_WHAT TO DO_:
1. In the modelling passage, name every item the text says was coordinated for every outfit in the department store change room.
2. Pick up the modelling passage after its final sentence and keep writing it from there.

_READING TEXT_:
^^^^^^^^

Located in the basement, the bathroom facilitated my secret double life.

I crossed North Terrace to go from the institution of learning to the institution of commercialism and vice versa. Never the twain would meet despite the frenetic pace. It was as if I was responding to an ongoing emergency, but who was I saving?

Here’s a map of my short journey across the busy city road, North Terrace, Adelaide, South Australia…

One moment I was in the basement bathroom piling on makeup to do a modelling job and the next I was back, removing makeup to attend a lecture. High heels were replaced with low heels. Fake, spangly jewellery was hidden in a drawstring bag. I brushed the hairspray out and pulled my hair into a tight bun. I was nondescript again. Blending into walls. Doing the serious work of perfecting classical music performance.

But I get ahead of myself.

Here’s how my working life evolved…

I had Suzy to thank for my first fashion modelling job.

Willowy Suzy had, mid-pivot, caught her right big toe in her stiletto heel, tilted to the point of almost snapping, yelped, and fallen off the catwalk right in the middle of a parade.

For all her poise, she had hit the floor with a graceless thud, twisting an ankle and breaking a collarbone.

I had to save the day. At last. My mission was crystal clear.

In the department store change room, before the fashion parade, hairspray hung in the stifled air. Hairbrushes were flung from corner to corner. Models double knotted halter tops and worried over skimpy bikinis. They cursed the number of buttons, zips, and buckles on a series of clothes they were allocated to wear. Lipstick and jewellery were whisked about. Stockings, shoes, scarves, slips, and shoulder pads were coordinated for every outfit. Kneeling assistants endlessly pulled and smoothed and gathered and folded and were socked in the eye or kicked in the ankle or taunted for fumbling in the muggy heat of a madhouse. Breathing was negotiable. Every second counted.

^^^^^^^^

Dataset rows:
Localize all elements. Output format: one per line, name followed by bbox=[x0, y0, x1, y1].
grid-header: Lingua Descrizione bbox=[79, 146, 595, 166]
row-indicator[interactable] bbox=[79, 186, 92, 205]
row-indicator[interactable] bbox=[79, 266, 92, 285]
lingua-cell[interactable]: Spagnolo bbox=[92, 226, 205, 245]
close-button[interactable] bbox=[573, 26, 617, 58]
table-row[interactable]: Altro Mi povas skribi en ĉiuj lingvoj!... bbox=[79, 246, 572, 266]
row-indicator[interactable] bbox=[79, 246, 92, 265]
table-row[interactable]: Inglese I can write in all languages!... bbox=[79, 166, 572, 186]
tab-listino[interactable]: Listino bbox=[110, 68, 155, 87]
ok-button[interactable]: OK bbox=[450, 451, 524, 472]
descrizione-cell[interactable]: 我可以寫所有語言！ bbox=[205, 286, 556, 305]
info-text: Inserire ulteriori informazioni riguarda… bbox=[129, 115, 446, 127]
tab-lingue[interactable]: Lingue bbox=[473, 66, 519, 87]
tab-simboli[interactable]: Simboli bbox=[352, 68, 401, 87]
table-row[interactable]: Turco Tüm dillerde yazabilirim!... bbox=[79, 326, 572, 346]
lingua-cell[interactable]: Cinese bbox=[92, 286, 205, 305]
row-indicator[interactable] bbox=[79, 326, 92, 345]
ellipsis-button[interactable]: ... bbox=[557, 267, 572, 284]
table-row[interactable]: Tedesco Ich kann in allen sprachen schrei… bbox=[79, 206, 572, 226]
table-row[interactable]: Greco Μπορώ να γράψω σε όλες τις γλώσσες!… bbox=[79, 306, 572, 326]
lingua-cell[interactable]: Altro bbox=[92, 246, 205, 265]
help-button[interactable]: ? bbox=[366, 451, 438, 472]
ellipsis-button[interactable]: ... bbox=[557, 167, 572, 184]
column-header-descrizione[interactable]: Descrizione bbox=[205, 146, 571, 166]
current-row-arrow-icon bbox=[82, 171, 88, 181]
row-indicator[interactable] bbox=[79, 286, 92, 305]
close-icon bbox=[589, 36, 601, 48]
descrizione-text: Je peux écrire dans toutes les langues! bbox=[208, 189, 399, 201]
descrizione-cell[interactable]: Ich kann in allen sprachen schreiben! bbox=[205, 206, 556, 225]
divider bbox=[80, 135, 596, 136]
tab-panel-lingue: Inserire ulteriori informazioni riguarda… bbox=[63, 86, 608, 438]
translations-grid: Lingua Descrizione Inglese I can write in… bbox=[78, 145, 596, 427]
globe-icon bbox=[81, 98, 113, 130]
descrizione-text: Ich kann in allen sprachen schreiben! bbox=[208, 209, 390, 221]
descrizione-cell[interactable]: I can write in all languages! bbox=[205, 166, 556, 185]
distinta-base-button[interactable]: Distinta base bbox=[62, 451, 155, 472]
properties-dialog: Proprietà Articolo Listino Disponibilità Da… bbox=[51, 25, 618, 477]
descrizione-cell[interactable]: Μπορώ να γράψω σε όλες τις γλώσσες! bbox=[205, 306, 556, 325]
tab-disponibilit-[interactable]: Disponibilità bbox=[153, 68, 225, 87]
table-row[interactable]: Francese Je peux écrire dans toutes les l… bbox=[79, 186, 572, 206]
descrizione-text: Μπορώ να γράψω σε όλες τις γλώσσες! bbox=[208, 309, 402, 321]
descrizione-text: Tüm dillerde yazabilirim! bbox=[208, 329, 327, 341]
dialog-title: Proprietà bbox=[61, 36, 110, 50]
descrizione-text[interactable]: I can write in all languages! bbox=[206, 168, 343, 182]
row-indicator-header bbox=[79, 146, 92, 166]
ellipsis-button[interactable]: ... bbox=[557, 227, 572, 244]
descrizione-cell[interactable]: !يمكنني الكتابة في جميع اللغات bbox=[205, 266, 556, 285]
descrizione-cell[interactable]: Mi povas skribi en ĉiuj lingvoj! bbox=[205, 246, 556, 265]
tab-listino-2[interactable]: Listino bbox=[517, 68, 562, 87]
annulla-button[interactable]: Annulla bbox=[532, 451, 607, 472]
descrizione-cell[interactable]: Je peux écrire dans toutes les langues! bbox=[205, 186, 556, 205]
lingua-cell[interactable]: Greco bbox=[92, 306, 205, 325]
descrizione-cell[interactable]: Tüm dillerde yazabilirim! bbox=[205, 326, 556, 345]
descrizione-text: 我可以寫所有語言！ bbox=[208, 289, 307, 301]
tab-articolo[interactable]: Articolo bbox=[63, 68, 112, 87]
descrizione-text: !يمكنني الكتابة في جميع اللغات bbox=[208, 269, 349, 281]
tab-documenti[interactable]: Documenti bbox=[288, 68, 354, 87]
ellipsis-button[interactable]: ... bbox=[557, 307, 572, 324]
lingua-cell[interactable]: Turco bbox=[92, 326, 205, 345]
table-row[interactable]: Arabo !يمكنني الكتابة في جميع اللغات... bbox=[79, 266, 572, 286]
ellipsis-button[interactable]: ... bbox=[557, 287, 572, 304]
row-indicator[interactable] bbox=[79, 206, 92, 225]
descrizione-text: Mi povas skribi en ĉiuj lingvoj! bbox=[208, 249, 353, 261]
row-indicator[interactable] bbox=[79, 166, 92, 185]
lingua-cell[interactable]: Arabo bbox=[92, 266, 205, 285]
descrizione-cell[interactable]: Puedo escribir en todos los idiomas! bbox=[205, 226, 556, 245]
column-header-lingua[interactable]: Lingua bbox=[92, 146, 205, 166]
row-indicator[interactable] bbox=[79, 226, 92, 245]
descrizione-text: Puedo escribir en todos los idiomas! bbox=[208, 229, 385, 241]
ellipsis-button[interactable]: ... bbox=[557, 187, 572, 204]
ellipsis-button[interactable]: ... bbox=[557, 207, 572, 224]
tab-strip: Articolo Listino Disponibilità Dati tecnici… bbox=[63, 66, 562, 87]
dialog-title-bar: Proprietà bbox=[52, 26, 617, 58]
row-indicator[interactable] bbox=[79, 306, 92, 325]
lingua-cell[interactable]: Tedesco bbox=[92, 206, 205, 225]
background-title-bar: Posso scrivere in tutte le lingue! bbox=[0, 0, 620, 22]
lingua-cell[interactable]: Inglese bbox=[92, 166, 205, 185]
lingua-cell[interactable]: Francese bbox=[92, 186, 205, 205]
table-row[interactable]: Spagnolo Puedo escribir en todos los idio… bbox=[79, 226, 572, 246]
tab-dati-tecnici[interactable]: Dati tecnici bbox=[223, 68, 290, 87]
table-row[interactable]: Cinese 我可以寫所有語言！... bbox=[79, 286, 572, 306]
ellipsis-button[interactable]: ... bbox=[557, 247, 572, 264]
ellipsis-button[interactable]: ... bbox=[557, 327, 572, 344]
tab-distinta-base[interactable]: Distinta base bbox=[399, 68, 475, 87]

^^^^^^^^

_RESPONSES BY TASK_:
1. Stockings, shoes, scarves, slips, and shoulder pads.

2.
On the catwalk I lost the pull of gravity. I basked in the heat of the spotlights. I cruised above the clouds, following the plan. I smiled as I fulfilled the potential my grooming and deportment instructor, Claudine, had seen in me. I watched all my cares disappear. I merged with the dream, and it was better than anything real. So simple. So silly. So surreal. At the age of seventeen I found myself living a bit, or so I thought.

Back in the change room, after the fashion parade had ended, Top Model Juliet made comments when the mood took her. Ears were tuned to the fragile frequency of Juliet’s voice. Juliet would feel like glossy paper to touch. In her underwear, she stood in front of the mirror. “I think my knees need toning.”

She flicked at the flesh with her nails. Pale skin reddened. “Look at those lardy lumps. Where’s my fake tan?”

And off she floated in search of satisfaction. All eyes followed her. What brand of tanning lotion was she using? Was that a new ring she was wearing? Had she really gained weight?

One day the gossip reached fever-pitch in the change room when Patricia was dismissed from a parade.

“Have you heard? Patricia was a centrefold in Playboy. The store doesn’t want her in their parade,” someone said from behind a curtain.

Surely it was a mistake, a misunderstanding. Patricia had thick auburn hair, unblemished skin, high cheekbones, green-grey eyes, straight white teeth. She had to be a “happy ever after girl” with looks like that. How could she have fallen short of the ideal?

But every fashion model knew the fate of a Playboy bunny. A bunny was condemned for life, thrown scraps, exploited. Forever roaming the limbo land of singledom. Poor Patricia. No decent man would marry her now.

“How did the department store find out?” Juliet wondered. “Did some creatin dob her in?”

Everyone looked mystified and mortified.

Before Patricia took her leave, she turned to me and whispered, “I needed the money. My boyfriend left me with bills to pay. I wish I was you.”

I didn’t know what to say. Patricia had to be desperate to want to be me. An odd heat radiated from Patricia’s skin and her eyes had a feverish flash to them. She’d crossed an invisible line but who knew exactly where sanctioned sexuality became unsanctioned sexuality, where sexy became slutty, or when confidence became bitchy?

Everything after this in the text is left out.